Source data

——

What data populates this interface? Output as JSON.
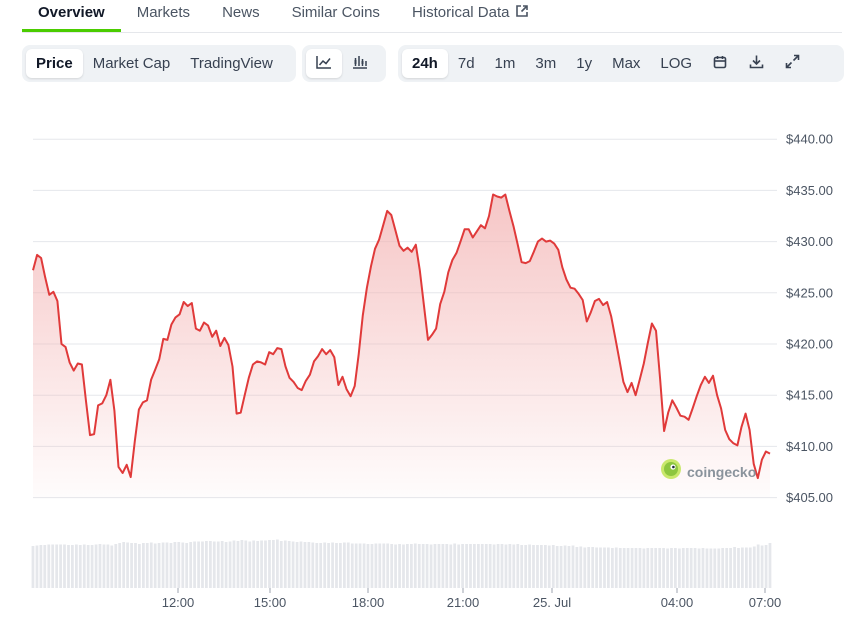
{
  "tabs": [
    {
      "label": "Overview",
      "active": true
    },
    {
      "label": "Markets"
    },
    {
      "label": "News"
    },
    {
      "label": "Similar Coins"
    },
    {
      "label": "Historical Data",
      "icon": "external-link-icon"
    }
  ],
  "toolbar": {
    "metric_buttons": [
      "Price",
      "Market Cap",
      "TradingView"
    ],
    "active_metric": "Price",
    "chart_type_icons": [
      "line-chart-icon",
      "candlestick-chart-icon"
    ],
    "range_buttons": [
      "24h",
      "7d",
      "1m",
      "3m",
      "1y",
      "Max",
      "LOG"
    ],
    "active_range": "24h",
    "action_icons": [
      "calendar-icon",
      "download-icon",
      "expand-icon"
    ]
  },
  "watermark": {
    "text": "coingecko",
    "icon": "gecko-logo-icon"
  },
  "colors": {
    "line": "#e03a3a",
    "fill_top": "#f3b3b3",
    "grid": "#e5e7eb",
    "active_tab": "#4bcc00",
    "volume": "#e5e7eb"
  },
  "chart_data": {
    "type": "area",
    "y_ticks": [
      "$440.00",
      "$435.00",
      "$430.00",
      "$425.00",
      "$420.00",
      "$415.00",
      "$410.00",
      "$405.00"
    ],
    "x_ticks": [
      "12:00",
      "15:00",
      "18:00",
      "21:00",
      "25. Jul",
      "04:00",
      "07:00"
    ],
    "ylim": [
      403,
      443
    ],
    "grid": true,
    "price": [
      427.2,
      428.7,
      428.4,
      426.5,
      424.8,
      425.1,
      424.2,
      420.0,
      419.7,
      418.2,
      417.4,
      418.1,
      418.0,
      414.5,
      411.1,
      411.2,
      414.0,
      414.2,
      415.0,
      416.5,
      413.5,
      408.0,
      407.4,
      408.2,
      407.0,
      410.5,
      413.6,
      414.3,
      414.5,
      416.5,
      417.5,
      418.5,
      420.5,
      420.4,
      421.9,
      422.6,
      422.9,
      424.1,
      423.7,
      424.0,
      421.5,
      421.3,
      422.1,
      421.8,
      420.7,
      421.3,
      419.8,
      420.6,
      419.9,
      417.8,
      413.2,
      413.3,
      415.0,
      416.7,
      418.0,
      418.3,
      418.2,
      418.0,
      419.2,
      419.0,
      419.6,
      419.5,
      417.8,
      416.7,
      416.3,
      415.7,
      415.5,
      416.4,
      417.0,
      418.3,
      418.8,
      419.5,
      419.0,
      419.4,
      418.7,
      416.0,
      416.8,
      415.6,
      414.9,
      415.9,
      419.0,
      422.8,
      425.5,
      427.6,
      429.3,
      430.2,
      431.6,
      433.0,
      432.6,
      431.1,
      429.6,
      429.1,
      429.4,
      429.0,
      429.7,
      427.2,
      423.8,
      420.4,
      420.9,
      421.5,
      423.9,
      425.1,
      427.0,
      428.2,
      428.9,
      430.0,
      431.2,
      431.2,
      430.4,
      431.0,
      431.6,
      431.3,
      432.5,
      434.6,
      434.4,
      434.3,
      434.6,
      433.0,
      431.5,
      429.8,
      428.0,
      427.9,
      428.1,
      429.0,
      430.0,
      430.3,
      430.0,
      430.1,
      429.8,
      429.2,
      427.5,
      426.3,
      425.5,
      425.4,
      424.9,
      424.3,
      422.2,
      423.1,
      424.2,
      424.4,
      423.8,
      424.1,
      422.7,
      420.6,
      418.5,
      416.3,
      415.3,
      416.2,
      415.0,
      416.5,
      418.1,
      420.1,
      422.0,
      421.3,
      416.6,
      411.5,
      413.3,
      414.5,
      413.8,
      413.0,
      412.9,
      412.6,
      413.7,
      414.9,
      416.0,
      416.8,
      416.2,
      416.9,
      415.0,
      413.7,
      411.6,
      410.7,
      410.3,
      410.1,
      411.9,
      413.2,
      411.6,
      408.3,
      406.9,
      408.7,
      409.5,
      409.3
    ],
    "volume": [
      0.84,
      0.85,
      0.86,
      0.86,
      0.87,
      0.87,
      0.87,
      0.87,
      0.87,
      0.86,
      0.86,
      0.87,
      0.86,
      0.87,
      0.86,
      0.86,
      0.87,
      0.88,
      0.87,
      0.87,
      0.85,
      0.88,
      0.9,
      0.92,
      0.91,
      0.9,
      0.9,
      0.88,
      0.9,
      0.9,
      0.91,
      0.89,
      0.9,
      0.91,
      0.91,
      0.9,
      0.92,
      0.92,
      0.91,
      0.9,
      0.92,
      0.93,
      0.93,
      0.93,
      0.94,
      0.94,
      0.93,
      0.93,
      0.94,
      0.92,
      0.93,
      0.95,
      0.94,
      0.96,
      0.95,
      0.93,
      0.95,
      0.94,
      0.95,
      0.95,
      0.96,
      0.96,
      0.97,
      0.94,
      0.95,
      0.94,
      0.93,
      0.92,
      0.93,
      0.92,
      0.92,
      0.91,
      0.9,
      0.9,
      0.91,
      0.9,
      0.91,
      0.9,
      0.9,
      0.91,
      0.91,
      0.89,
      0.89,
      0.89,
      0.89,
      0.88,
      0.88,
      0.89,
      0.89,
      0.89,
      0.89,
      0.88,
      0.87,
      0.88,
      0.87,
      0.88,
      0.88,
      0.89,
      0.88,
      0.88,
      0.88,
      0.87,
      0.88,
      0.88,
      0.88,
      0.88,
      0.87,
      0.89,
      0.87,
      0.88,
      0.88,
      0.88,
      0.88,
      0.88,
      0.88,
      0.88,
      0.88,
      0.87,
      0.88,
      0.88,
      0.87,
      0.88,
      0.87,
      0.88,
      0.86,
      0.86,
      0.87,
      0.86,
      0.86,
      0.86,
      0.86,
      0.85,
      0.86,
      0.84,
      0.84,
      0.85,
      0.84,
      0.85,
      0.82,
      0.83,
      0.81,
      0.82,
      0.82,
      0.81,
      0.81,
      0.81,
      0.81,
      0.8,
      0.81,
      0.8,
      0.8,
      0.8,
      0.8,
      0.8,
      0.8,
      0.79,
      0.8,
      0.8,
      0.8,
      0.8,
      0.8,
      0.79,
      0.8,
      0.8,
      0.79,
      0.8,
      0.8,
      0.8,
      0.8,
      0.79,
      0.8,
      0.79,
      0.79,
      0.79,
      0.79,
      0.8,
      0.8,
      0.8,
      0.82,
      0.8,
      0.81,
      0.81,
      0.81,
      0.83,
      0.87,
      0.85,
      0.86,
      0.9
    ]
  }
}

——

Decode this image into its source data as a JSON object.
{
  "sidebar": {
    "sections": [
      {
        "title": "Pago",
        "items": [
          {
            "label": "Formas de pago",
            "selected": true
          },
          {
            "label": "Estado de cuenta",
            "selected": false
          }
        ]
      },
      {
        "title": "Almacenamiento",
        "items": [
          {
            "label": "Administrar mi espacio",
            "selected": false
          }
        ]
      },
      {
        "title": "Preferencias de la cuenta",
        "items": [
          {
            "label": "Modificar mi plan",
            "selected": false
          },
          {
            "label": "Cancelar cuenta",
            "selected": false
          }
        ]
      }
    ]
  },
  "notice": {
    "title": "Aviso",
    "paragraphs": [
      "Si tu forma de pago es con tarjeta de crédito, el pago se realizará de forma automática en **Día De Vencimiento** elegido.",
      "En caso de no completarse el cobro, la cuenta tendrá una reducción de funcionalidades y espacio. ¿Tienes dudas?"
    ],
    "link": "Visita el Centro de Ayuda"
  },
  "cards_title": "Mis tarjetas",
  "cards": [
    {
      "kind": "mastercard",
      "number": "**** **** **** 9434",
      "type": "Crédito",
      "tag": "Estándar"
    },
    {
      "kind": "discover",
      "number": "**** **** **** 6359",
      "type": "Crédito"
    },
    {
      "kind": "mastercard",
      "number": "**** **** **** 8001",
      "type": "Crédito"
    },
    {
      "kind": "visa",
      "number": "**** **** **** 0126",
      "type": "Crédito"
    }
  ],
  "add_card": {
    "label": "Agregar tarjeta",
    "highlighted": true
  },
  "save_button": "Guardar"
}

——

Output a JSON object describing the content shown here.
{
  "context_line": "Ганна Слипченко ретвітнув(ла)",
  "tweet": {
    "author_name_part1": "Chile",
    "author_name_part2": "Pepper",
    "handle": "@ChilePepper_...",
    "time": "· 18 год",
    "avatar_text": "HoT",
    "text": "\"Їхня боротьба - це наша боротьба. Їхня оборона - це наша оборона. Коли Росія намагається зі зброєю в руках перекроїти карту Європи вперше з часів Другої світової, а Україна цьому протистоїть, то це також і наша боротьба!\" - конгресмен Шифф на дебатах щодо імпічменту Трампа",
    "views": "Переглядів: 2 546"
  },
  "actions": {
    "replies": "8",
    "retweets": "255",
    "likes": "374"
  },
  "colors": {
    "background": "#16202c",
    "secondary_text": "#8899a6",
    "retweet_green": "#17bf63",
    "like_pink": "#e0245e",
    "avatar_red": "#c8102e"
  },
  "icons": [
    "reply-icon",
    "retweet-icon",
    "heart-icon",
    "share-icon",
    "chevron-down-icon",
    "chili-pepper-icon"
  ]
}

——

» **What you are asked to do**
Scan the records above for the string "label", then report every line that contains it.

» **Response**
      "label": "Overview",
      "label": "Markets"
      "label": "News"
      "label": "Similar Coins"
      "label": "Historical Data",
            "label": "Formas de pago",
            "label": "Estado de cuenta",
            "label": "Administrar mi espacio",
            "label": "Modificar mi plan",
            "label": "Cancelar cuenta",
    "label": "Agregar tarjeta",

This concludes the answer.